The exercise >> Report every line in the listing below where the string "按銷售收入劃分的全球專業級CIS市場的市場規模" shows up.
======== Material shown ========
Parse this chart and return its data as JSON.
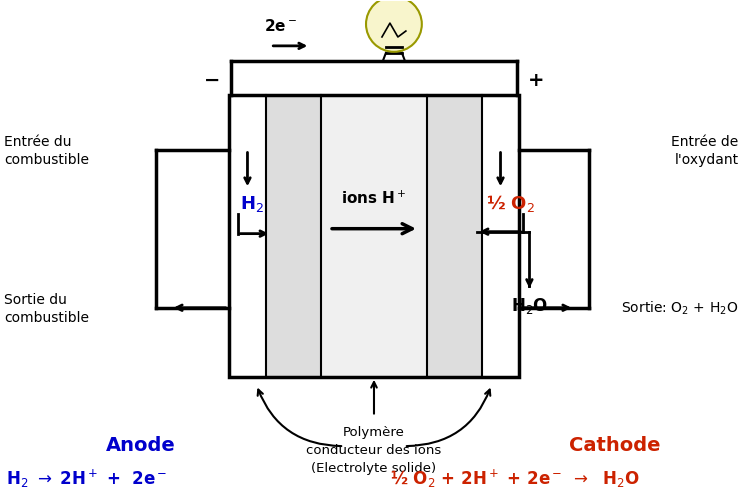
{
  "bg_color": "#ffffff",
  "blue_color": "#0000cc",
  "red_color": "#cc2200",
  "black_color": "#000000",
  "anode_label": "Anode",
  "cathode_label": "Cathode",
  "h2_label": "H$_2$",
  "o2_label": "½ O$_2$",
  "h2o_label": "H$_2$O",
  "ions_label": "ions H$^+$",
  "electrolyte_label1": "Polymère",
  "electrolyte_label2": "conducteur des ions",
  "electrolyte_label3": "(Electrolyte solide)",
  "entree_combustible_1": "Entrée du",
  "entree_combustible_2": "combustible",
  "entree_oxydant_1": "Entrée de",
  "entree_oxydant_2": "l'oxydant",
  "sortie_combustible_1": "Sortie du",
  "sortie_combustible_2": "combustible",
  "sortie_oxydant": "Sortie: O$_2$ + H$_2$O",
  "anode_eq": "H$_2$ $\\rightarrow$ 2H$^+$ +  2e$^-$",
  "cathode_eq": "½ O$_2$ + 2H$^+$ + 2e$^-$ $\\rightarrow$  H$_2$O",
  "electron_label": "2e$^-$",
  "minus_label": "−",
  "plus_label": "+"
}
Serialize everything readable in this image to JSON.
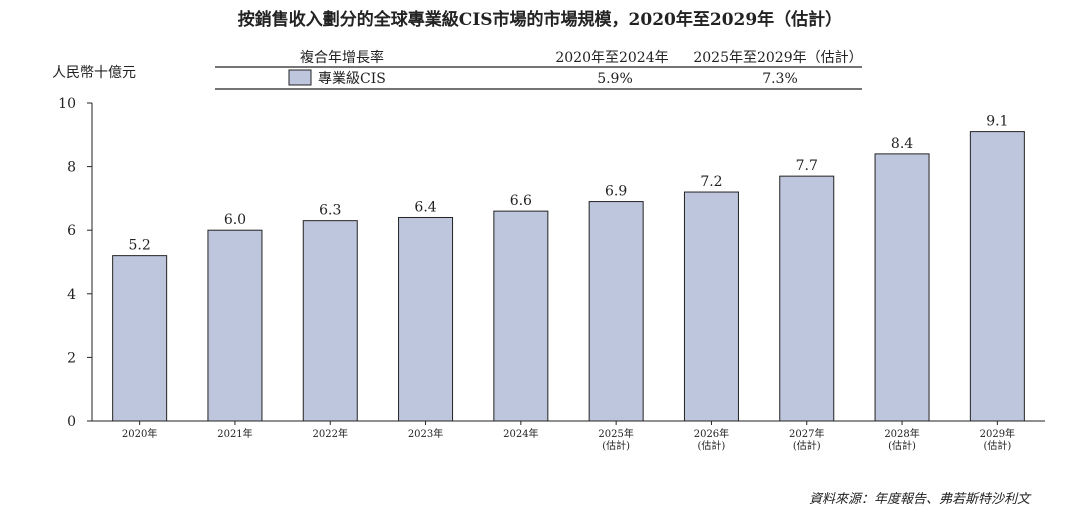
{
  "title": "按銷售收入劃分的全球專業級CIS市場的市場規模，2020年至2029年（估計）",
  "unit_label": "人民幣十億元",
  "legend": {
    "header": "複合年增長率",
    "col1_header": "2020年至2024年",
    "col2_header": "2025年至2029年（估計）",
    "series_label": "專業級CIS",
    "col1_value": "5.9%",
    "col2_value": "7.3%"
  },
  "source": "資料來源：年度報告、弗若斯特沙利文",
  "colors": {
    "bar_fill": "#bdc6dc",
    "bar_stroke": "#222222"
  },
  "chart_data": {
    "type": "bar",
    "title": "按銷售收入劃分的全球專業級CIS市場的市場規模，2020年至2029年（估計）",
    "ylabel": "人民幣十億元",
    "ylim": [
      0,
      10
    ],
    "yticks": [
      0,
      2,
      4,
      6,
      8,
      10
    ],
    "grid": false,
    "categories": [
      [
        "2020年"
      ],
      [
        "2021年"
      ],
      [
        "2022年"
      ],
      [
        "2023年"
      ],
      [
        "2024年"
      ],
      [
        "2025年",
        "(估計)"
      ],
      [
        "2026年",
        "(估計)"
      ],
      [
        "2027年",
        "(估計)"
      ],
      [
        "2028年",
        "(估計)"
      ],
      [
        "2029年",
        "(估計)"
      ]
    ],
    "series": [
      {
        "name": "專業級CIS",
        "values": [
          5.2,
          6.0,
          6.3,
          6.4,
          6.6,
          6.9,
          7.2,
          7.7,
          8.4,
          9.1
        ],
        "labels": [
          "5.2",
          "6.0",
          "6.3",
          "6.4",
          "6.6",
          "6.9",
          "7.2",
          "7.7",
          "8.4",
          "9.1"
        ]
      }
    ]
  }
}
========
Exercise output >>
  "title": "按銷售收入劃分的全球專業級CIS市場的市場規模，2020年至2029年（估計）",
    "title": "按銷售收入劃分的全球專業級CIS市場的市場規模，2020年至2029年（估計）",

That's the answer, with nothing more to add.